# TASK REQUIREMENTS
Search the data below for the string "Winds". Extract every line that contains it.

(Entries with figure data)
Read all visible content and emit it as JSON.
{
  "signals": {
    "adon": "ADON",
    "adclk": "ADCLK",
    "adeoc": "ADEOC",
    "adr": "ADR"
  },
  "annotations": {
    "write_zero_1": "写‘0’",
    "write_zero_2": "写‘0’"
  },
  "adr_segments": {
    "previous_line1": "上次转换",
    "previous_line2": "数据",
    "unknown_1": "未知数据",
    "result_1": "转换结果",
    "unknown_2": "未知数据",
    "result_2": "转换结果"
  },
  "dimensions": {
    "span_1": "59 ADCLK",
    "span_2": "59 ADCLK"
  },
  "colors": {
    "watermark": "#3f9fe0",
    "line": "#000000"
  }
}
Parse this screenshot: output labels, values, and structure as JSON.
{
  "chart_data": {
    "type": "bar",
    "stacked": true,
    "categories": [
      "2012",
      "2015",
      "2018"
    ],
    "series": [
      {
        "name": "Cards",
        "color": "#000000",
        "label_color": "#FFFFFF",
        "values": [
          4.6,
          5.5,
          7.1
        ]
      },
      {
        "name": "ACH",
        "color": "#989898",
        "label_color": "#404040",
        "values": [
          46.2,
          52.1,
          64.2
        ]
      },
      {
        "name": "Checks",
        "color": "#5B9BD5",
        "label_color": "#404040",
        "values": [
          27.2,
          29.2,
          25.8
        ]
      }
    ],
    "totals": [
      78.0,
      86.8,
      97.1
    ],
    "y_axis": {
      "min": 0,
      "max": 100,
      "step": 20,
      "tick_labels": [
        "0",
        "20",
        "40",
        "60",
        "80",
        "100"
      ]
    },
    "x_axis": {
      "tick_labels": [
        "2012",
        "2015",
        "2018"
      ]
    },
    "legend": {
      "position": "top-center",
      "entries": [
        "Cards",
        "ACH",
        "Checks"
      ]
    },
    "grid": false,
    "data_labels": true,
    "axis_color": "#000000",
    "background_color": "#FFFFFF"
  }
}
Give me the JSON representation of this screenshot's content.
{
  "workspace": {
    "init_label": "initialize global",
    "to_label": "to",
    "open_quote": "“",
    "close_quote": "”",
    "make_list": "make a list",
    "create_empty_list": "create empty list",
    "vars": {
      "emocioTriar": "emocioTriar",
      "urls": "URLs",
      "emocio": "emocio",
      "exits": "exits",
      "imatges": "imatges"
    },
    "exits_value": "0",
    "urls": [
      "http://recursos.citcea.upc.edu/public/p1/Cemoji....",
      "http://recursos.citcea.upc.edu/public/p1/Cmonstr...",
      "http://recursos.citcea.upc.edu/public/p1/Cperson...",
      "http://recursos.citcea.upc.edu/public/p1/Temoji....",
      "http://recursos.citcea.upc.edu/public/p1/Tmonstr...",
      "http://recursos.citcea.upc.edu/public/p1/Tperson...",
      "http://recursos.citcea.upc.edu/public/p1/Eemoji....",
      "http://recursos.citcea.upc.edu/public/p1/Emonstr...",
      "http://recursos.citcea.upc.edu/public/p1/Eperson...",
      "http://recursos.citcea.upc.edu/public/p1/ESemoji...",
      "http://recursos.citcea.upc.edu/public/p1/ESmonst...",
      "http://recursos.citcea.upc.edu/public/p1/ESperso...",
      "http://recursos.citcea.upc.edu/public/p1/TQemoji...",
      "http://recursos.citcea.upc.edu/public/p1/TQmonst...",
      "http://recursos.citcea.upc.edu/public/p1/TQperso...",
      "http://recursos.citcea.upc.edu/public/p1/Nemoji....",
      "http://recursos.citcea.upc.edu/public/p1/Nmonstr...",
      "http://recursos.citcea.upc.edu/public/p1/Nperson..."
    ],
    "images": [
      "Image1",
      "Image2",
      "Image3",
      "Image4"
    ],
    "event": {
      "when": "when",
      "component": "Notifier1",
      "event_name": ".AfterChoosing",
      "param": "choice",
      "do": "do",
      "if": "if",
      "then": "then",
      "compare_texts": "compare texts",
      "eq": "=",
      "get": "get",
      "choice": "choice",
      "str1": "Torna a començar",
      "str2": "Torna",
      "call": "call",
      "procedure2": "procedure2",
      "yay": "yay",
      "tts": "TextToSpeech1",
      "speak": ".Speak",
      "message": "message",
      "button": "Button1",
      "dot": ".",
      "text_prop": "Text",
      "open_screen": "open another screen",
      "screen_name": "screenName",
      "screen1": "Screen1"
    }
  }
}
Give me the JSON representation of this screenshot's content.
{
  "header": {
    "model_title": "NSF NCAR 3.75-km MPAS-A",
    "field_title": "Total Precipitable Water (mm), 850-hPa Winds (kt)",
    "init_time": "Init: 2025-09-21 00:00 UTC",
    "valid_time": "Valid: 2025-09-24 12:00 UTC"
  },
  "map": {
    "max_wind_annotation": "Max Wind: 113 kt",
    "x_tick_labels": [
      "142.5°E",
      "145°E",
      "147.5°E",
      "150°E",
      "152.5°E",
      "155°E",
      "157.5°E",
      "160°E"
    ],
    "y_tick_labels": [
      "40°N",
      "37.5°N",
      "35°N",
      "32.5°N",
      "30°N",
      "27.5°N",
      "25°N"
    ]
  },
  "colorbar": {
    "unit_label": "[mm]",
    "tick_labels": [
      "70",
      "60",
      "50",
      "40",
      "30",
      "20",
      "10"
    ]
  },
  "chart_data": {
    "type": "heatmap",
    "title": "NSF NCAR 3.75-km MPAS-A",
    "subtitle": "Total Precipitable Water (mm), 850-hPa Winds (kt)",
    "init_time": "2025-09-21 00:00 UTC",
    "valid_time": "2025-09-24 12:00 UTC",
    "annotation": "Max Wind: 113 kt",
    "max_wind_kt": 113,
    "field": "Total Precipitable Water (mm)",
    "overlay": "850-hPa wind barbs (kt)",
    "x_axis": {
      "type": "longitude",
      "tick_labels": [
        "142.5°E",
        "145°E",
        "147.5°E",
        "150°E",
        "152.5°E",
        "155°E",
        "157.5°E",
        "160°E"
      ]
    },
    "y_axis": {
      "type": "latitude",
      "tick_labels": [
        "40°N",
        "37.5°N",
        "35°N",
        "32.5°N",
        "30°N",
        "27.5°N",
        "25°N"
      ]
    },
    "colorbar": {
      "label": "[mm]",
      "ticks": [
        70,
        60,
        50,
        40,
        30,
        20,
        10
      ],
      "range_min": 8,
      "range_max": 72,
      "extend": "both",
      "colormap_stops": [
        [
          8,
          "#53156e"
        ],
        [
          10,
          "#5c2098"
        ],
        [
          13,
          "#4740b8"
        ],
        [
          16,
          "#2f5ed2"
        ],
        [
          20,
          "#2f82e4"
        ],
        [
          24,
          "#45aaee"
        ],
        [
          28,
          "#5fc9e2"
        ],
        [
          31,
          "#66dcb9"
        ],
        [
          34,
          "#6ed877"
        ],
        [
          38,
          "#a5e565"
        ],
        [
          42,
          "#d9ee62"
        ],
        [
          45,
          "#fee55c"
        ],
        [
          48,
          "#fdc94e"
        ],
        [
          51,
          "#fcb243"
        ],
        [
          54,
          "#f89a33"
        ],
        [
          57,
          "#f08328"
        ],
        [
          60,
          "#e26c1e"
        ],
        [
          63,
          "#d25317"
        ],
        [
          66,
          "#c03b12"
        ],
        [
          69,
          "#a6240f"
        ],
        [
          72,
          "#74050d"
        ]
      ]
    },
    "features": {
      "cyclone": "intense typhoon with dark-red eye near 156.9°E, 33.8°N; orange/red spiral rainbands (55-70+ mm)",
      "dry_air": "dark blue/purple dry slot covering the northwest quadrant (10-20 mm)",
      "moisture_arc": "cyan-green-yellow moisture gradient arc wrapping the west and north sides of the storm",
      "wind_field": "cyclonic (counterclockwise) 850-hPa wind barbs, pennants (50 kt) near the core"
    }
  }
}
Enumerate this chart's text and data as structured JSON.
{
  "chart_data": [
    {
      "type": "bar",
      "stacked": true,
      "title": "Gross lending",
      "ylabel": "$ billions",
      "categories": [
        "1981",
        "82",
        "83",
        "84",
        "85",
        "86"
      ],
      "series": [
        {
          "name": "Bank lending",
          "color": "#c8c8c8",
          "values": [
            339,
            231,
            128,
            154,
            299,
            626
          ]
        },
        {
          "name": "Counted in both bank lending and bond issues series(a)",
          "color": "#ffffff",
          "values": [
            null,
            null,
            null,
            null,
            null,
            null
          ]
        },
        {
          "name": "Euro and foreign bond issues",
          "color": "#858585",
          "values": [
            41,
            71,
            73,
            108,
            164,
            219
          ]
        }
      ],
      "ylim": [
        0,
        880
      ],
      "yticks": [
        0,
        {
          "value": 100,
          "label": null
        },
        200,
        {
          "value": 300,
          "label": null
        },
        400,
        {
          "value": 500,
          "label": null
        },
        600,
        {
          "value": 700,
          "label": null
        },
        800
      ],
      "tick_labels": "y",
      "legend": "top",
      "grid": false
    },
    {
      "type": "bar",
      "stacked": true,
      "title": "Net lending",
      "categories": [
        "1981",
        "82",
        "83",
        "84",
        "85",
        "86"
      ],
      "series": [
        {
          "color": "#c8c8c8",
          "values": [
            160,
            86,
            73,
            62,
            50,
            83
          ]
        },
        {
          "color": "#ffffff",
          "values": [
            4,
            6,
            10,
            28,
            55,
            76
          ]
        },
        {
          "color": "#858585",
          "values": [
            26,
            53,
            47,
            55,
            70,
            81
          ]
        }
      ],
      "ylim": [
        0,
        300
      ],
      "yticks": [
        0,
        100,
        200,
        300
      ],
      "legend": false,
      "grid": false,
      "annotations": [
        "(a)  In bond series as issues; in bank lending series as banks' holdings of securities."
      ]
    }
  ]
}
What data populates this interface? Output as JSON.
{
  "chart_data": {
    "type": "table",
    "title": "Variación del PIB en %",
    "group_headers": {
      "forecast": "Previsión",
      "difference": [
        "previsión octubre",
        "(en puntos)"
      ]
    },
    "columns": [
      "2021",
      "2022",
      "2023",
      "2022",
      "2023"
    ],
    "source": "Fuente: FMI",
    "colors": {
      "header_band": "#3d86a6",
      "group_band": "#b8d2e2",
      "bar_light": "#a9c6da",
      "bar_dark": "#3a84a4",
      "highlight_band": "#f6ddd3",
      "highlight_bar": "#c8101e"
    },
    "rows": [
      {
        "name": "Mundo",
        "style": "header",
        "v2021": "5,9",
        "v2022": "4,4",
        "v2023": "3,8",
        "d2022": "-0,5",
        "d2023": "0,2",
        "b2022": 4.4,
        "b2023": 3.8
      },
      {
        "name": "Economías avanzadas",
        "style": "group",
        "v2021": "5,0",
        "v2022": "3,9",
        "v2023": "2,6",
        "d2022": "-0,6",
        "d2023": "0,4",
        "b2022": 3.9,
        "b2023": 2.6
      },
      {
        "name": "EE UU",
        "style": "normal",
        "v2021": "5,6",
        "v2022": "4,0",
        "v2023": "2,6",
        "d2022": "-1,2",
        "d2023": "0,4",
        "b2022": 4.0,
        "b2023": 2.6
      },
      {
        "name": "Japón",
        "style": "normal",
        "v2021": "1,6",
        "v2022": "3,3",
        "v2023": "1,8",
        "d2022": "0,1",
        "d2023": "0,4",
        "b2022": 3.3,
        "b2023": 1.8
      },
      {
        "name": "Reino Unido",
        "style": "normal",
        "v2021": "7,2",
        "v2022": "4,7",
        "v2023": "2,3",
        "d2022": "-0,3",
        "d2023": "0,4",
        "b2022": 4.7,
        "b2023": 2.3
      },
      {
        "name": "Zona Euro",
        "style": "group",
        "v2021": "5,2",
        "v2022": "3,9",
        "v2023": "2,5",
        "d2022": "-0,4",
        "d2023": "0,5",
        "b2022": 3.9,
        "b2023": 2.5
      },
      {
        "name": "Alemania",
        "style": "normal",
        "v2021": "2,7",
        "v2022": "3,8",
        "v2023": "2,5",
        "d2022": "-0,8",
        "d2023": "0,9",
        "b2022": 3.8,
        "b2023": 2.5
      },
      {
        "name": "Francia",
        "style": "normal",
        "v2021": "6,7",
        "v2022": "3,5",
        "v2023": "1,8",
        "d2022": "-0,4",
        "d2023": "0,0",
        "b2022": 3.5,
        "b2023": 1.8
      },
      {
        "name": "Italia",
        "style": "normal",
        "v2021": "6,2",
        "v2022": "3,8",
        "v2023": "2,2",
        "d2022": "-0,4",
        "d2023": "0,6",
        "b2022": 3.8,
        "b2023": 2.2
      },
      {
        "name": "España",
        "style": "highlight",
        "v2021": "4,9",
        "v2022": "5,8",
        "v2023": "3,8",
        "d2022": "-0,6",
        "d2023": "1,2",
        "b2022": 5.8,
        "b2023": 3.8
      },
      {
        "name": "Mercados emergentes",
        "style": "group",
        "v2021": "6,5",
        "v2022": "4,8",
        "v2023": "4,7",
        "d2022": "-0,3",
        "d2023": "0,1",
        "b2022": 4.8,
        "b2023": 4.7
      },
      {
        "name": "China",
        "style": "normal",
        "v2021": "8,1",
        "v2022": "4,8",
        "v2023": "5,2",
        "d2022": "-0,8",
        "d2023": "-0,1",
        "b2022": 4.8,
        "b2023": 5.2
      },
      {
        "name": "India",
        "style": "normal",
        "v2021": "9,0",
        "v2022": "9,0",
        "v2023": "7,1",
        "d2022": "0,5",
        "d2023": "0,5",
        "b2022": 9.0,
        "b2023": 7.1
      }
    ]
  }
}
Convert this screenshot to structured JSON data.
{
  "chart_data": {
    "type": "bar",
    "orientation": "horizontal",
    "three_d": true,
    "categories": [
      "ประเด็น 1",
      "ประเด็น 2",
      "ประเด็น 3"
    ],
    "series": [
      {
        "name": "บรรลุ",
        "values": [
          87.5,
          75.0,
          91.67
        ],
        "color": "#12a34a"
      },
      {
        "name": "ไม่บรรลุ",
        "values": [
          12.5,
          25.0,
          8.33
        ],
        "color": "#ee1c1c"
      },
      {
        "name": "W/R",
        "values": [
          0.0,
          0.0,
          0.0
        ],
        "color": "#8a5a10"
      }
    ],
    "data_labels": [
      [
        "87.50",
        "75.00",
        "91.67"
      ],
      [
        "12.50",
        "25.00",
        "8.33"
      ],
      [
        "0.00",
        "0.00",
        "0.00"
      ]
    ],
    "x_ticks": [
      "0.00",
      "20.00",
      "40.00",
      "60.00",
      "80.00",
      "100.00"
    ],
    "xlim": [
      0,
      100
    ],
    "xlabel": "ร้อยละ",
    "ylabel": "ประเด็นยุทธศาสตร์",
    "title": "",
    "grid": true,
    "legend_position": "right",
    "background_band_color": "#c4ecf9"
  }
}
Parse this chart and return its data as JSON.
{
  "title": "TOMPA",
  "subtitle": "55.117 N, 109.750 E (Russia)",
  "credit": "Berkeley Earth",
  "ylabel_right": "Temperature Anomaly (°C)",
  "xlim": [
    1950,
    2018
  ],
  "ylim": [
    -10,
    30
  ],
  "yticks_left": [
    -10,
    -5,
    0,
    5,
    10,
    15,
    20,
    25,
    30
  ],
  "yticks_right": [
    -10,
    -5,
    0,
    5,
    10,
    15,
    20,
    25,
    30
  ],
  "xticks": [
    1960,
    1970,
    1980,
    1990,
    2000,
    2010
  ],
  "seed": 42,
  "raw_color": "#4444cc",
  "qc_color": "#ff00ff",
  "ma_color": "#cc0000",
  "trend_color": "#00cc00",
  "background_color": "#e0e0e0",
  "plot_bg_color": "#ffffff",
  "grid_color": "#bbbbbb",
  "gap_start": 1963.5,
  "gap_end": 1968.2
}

# WORKED SOLUTION
    "field_title": "Total Precipitable Water (mm), 850-hPa Winds (kt)",
    "subtitle": "Total Precipitable Water (mm), 850-hPa Winds (kt)",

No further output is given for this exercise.